=== BRIEF ===
Lines holding the string "Lose" are the ones to copy; find them all in the data.

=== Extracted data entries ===
===============
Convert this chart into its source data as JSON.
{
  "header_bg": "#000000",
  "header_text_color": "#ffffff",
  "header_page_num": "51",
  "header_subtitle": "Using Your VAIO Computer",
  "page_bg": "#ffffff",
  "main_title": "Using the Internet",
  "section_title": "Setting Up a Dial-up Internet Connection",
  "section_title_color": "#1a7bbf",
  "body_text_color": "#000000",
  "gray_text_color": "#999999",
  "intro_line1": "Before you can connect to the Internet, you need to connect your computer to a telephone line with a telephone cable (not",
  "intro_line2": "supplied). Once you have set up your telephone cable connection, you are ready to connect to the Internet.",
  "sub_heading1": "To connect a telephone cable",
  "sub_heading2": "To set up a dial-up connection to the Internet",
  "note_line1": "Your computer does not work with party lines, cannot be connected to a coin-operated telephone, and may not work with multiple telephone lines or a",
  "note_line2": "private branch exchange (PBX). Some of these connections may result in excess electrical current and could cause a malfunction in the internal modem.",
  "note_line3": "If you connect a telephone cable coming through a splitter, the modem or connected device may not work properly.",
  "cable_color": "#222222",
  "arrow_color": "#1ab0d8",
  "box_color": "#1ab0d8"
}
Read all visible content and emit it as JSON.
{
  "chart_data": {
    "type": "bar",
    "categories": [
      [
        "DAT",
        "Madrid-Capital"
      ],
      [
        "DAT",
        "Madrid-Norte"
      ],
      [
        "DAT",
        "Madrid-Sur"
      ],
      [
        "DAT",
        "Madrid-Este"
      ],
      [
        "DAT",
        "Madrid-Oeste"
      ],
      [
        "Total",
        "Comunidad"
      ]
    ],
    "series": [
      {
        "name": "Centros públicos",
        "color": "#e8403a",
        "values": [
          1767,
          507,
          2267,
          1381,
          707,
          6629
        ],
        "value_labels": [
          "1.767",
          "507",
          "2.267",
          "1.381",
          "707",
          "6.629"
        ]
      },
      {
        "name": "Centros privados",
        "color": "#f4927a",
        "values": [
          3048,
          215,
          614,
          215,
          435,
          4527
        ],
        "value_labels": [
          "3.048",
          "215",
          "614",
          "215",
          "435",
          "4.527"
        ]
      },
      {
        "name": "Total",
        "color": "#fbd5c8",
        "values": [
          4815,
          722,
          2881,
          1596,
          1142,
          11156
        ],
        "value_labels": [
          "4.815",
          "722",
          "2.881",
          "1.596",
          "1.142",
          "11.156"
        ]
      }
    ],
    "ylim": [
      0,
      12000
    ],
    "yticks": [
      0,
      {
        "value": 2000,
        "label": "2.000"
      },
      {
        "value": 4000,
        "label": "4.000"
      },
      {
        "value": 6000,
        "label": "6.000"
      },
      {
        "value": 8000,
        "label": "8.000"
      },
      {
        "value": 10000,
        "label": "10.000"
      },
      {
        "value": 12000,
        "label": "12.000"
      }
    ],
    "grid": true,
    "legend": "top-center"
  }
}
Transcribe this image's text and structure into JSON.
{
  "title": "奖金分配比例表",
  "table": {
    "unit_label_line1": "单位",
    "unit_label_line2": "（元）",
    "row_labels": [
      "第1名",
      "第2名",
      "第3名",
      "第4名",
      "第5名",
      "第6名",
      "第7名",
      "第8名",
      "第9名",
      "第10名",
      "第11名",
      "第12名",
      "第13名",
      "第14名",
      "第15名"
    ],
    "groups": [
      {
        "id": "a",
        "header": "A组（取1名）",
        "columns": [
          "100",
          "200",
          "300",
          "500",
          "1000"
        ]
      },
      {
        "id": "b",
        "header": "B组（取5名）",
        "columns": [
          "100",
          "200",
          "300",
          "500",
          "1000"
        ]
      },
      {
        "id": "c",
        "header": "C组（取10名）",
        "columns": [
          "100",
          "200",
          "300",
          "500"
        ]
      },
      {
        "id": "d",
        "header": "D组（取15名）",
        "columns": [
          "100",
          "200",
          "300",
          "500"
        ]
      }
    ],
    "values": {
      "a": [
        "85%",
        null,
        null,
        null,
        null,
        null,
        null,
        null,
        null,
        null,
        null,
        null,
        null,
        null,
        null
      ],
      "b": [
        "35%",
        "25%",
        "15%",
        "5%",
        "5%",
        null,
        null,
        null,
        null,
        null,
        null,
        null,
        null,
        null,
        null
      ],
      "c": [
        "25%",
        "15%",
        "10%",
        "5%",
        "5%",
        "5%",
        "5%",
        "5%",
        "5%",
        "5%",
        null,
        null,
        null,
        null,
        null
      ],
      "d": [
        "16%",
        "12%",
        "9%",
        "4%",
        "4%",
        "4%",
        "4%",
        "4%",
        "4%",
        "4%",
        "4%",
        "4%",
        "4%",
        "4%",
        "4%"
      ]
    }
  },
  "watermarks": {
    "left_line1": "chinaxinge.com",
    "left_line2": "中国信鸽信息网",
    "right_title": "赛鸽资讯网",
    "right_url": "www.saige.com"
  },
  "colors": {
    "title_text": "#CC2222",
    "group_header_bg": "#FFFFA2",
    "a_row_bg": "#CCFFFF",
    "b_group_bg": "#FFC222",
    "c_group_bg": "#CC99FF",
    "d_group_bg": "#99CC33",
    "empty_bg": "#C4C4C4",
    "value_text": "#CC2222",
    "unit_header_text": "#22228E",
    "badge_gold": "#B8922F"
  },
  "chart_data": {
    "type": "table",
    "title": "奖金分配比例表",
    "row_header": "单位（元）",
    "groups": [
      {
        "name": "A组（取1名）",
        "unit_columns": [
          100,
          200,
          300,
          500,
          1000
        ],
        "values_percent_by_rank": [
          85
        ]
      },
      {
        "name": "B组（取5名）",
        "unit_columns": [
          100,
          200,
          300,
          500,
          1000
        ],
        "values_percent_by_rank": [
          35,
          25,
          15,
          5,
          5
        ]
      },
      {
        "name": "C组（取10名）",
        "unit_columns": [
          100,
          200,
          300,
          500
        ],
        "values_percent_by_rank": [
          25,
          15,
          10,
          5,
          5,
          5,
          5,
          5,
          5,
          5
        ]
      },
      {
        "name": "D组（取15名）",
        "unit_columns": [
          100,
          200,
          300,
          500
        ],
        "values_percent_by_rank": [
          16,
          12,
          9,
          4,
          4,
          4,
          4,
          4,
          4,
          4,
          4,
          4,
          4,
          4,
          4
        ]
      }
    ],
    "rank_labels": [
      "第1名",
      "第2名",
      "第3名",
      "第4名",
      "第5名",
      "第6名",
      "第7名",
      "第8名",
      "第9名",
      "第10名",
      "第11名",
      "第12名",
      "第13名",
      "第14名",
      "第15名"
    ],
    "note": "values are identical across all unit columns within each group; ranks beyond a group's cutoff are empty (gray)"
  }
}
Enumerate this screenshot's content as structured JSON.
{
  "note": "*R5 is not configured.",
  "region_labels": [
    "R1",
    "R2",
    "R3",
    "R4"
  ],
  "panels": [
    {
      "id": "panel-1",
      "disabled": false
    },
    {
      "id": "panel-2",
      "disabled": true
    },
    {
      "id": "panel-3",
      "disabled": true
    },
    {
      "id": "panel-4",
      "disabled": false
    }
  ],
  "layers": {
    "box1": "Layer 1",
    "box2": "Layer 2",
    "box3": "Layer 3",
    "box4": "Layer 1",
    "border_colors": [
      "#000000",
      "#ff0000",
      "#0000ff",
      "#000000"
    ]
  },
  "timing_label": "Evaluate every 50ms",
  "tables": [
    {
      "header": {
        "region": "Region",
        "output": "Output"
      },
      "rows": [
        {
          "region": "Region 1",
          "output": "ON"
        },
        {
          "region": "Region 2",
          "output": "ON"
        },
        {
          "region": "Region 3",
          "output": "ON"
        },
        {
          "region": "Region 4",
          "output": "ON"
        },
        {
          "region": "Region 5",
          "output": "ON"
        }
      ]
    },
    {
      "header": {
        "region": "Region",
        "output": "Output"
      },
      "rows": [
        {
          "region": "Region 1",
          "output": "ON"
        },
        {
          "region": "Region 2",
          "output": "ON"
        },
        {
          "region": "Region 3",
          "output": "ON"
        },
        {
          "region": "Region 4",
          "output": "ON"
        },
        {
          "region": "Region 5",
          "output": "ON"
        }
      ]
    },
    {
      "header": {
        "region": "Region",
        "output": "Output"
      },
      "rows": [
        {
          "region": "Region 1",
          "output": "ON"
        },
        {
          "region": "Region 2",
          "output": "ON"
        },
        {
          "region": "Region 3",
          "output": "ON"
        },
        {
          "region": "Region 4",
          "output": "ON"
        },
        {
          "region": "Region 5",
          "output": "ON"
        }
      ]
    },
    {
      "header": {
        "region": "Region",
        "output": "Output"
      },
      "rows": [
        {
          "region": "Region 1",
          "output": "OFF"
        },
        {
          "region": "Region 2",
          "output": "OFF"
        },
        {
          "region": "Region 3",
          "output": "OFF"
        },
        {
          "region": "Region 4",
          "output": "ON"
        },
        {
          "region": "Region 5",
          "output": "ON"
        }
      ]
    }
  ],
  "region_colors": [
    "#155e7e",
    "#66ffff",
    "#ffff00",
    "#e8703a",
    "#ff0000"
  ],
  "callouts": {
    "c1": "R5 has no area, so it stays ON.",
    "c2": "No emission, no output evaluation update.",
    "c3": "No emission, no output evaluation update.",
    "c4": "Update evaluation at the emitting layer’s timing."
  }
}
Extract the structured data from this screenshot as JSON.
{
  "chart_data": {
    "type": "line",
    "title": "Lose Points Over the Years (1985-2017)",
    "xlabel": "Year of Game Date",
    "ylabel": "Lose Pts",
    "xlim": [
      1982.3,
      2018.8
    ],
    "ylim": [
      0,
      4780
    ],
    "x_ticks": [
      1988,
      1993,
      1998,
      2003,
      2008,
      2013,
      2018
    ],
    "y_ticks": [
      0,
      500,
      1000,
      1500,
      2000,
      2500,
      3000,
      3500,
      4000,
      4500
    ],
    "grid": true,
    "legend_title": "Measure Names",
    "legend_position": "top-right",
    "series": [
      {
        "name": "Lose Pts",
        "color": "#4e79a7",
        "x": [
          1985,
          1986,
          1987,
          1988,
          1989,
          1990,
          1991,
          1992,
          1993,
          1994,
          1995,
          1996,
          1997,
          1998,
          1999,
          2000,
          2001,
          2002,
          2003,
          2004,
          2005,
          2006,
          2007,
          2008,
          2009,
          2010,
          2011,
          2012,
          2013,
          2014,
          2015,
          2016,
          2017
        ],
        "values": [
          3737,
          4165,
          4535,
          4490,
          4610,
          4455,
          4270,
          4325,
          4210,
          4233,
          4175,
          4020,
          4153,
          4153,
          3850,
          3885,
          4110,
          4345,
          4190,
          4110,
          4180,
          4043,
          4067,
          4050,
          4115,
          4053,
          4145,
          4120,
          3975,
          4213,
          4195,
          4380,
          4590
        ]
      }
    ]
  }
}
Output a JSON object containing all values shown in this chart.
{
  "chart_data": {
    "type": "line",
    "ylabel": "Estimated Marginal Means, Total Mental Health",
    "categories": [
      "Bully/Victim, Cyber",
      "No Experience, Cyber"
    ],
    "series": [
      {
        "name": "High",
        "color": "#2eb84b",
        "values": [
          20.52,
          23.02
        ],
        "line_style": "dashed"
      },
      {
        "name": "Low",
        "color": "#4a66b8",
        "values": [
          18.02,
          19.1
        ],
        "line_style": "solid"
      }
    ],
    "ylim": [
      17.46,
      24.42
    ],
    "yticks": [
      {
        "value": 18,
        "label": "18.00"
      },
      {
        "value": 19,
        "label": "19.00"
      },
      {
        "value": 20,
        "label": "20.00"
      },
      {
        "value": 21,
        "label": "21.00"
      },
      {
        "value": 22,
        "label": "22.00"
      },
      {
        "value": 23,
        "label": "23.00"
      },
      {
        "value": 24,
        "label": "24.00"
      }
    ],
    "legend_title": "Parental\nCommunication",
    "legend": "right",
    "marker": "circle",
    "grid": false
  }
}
===============
=== WRITTEN RESPONSE ===
    "title": "Lose Points Over the Years (1985-2017)",
    "ylabel": "Lose Pts",
        "name": "Lose Pts",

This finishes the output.